WHAT YOU SHOULD DO:
Transcribe every line, keeping it exact.

MATERIAL FOR THIS EXERCISE:
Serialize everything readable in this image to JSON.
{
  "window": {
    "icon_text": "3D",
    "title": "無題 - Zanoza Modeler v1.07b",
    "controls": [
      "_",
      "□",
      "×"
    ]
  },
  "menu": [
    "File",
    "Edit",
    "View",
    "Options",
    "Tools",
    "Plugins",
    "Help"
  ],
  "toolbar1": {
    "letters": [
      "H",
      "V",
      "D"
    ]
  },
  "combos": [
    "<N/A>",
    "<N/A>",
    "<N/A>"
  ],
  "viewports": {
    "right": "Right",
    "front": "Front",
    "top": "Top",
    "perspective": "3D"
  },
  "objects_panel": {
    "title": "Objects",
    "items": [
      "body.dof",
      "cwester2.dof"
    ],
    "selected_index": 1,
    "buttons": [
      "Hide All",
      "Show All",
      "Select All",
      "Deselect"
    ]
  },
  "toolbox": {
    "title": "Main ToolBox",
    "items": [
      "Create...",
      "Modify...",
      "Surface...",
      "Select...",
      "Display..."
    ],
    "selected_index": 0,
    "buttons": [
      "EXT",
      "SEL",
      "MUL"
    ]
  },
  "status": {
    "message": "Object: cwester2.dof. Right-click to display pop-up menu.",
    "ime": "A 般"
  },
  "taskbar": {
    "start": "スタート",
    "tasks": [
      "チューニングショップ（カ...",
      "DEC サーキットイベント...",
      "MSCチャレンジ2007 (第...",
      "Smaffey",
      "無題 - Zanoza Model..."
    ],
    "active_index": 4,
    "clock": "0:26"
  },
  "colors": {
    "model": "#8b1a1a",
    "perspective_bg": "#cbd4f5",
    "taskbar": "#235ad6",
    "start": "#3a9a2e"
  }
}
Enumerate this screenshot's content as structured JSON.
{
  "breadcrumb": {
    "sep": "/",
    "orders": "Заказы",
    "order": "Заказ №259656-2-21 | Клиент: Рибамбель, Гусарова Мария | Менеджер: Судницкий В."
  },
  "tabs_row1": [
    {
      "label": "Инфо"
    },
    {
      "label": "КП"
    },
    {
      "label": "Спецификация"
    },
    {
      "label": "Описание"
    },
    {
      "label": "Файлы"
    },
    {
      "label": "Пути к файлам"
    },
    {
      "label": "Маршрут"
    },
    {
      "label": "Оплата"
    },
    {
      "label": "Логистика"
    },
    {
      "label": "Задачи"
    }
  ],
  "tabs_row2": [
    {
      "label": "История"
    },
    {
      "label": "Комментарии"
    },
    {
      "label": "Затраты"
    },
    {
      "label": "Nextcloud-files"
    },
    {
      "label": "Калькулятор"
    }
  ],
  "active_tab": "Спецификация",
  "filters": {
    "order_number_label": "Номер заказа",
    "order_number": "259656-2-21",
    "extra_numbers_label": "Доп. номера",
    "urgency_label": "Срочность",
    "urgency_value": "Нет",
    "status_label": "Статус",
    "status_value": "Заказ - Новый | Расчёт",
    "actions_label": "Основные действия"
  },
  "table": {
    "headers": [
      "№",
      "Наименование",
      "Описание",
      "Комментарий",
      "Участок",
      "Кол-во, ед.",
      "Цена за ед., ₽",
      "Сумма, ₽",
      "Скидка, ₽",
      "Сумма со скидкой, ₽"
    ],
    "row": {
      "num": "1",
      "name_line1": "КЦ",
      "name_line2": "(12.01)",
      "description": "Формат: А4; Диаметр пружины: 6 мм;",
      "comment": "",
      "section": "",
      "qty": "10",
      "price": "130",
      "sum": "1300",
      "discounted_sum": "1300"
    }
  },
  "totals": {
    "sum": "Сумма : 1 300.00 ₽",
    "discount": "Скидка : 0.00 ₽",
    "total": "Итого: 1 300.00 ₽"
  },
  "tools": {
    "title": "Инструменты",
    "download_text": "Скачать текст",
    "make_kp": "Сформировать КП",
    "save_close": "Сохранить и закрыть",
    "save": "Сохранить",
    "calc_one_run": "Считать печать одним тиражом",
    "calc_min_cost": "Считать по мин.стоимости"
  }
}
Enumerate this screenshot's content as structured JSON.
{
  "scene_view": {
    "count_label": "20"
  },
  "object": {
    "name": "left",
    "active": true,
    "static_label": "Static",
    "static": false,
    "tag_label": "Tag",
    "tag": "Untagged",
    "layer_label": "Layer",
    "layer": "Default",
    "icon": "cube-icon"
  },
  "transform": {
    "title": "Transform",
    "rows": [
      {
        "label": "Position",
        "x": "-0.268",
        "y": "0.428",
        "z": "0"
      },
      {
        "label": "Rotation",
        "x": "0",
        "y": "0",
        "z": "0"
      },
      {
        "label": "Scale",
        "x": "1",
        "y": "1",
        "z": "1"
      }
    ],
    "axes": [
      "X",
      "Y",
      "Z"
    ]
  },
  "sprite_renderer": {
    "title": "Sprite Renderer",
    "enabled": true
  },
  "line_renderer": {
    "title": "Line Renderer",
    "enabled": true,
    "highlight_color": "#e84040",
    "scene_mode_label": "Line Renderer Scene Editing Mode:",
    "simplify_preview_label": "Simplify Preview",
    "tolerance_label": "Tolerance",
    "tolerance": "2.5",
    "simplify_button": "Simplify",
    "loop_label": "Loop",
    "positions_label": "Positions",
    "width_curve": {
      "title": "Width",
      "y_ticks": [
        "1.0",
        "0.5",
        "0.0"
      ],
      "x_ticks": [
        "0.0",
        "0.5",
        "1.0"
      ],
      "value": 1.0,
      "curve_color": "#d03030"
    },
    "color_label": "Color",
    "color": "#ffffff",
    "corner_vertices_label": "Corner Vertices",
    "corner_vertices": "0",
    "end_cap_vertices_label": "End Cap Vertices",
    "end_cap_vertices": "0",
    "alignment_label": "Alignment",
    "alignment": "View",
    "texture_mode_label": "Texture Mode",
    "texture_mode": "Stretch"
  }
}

COMPLETED TASK:
Serialize everything readable in this image to JSON.
{
  "window": {
    "icon_text": "3D",
    "title": "無題 - Zanoza Modeler v1.07b",
    "controls": [
      "_",
      "□",
      "×"
    ]
  },
  "menu": [
    "File",
    "Edit",
    "View",
    "Options",
    "Tools",
    "Plugins",
    "Help"
  ],
  "toolbar1": {
    "letters": [
      "H",
      "V",
      "D"
    ]
  },
  "combos": [
    "<N/A>",
    "<N/A>",
    "<N/A>"
  ],
  "viewports": {
    "right": "Right",
    "front": "Front",
    "top": "Top",
    "perspective": "3D"
  },
  "objects_panel": {
    "title": "Objects",
    "items": [
      "body.dof",
      "cwester2.dof"
    ],
    "selected_index": 1,
    "buttons": [
      "Hide All",
      "Show All",
      "Select All",
      "Deselect"
    ]
  },
  "toolbox": {
    "title": "Main ToolBox",
    "items": [
      "Create...",
      "Modify...",
      "Surface...",
      "Select...",
      "Display..."
    ],
    "selected_index": 0,
    "buttons": [
      "EXT",
      "SEL",
      "MUL"
    ]
  },
  "status": {
    "message": "Object: cwester2.dof. Right-click to display pop-up menu.",
    "ime": "A 般"
  },
  "taskbar": {
    "start": "スタート",
    "tasks": [
      "チューニングショップ（カ...",
      "DEC サーキットイベント...",
      "MSCチャレンジ2007 (第...",
      "Smaffey",
      "無題 - Zanoza Model..."
    ],
    "active_index": 4,
    "clock": "0:26"
  },
  "colors": {
    "model": "#8b1a1a",
    "perspective_bg": "#cbd4f5",
    "taskbar": "#235ad6",
    "start": "#3a9a2e"
  }
}
Enumerate this screenshot's content as structured JSON.
{
  "breadcrumb": {
    "sep": "/",
    "orders": "Заказы",
    "order": "Заказ №259656-2-21 | Клиент: Рибамбель, Гусарова Мария | Менеджер: Судницкий В."
  },
  "tabs_row1": [
    {
      "label": "Инфо"
    },
    {
      "label": "КП"
    },
    {
      "label": "Спецификация"
    },
    {
      "label": "Описание"
    },
    {
      "label": "Файлы"
    },
    {
      "label": "Пути к файлам"
    },
    {
      "label": "Маршрут"
    },
    {
      "label": "Оплата"
    },
    {
      "label": "Логистика"
    },
    {
      "label": "Задачи"
    }
  ],
  "tabs_row2": [
    {
      "label": "История"
    },
    {
      "label": "Комментарии"
    },
    {
      "label": "Затраты"
    },
    {
      "label": "Nextcloud-files"
    },
    {
      "label": "Калькулятор"
    }
  ],
  "active_tab": "Спецификация",
  "filters": {
    "order_number_label": "Номер заказа",
    "order_number": "259656-2-21",
    "extra_numbers_label": "Доп. номера",
    "urgency_label": "Срочность",
    "urgency_value": "Нет",
    "status_label": "Статус",
    "status_value": "Заказ - Новый | Расчёт",
    "actions_label": "Основные действия"
  },
  "table": {
    "headers": [
      "№",
      "Наименование",
      "Описание",
      "Комментарий",
      "Участок",
      "Кол-во, ед.",
      "Цена за ед., ₽",
      "Сумма, ₽",
      "Скидка, ₽",
      "Сумма со скидкой, ₽"
    ],
    "row": {
      "num": "1",
      "name_line1": "КЦ",
      "name_line2": "(12.01)",
      "description": "Формат: А4; Диаметр пружины: 6 мм;",
      "comment": "",
      "section": "",
      "qty": "10",
      "price": "130",
      "sum": "1300",
      "discounted_sum": "1300"
    }
  },
  "totals": {
    "sum": "Сумма : 1 300.00 ₽",
    "discount": "Скидка : 0.00 ₽",
    "total": "Итого: 1 300.00 ₽"
  },
  "tools": {
    "title": "Инструменты",
    "download_text": "Скачать текст",
    "make_kp": "Сформировать КП",
    "save_close": "Сохранить и закрыть",
    "save": "Сохранить",
    "calc_one_run": "Считать печать одним тиражом",
    "calc_min_cost": "Считать по мин.стоимости"
  }
}
Enumerate this screenshot's content as structured JSON.
{
  "scene_view": {
    "count_label": "20"
  },
  "object": {
    "name": "left",
    "active": true,
    "static_label": "Static",
    "static": false,
    "tag_label": "Tag",
    "tag": "Untagged",
    "layer_label": "Layer",
    "layer": "Default",
    "icon": "cube-icon"
  },
  "transform": {
    "title": "Transform",
    "rows": [
      {
        "label": "Position",
        "x": "-0.268",
        "y": "0.428",
        "z": "0"
      },
      {
        "label": "Rotation",
        "x": "0",
        "y": "0",
        "z": "0"
      },
      {
        "label": "Scale",
        "x": "1",
        "y": "1",
        "z": "1"
      }
    ],
    "axes": [
      "X",
      "Y",
      "Z"
    ]
  },
  "sprite_renderer": {
    "title": "Sprite Renderer",
    "enabled": true
  },
  "line_renderer": {
    "title": "Line Renderer",
    "enabled": true,
    "highlight_color": "#e84040",
    "scene_mode_label": "Line Renderer Scene Editing Mode:",
    "simplify_preview_label": "Simplify Preview",
    "tolerance_label": "Tolerance",
    "tolerance": "2.5",
    "simplify_button": "Simplify",
    "loop_label": "Loop",
    "positions_label": "Positions",
    "width_curve": {
      "title": "Width",
      "y_ticks": [
        "1.0",
        "0.5",
        "0.0"
      ],
      "x_ticks": [
        "0.0",
        "0.5",
        "1.0"
      ],
      "value": 1.0,
      "curve_color": "#d03030"
    },
    "color_label": "Color",
    "color": "#ffffff",
    "corner_vertices_label": "Corner Vertices",
    "corner_vertices": "0",
    "end_cap_vertices_label": "End Cap Vertices",
    "end_cap_vertices": "0",
    "alignment_label": "Alignment",
    "alignment": "View",
    "texture_mode_label": "Texture Mode",
    "texture_mode": "Stretch"
  }
}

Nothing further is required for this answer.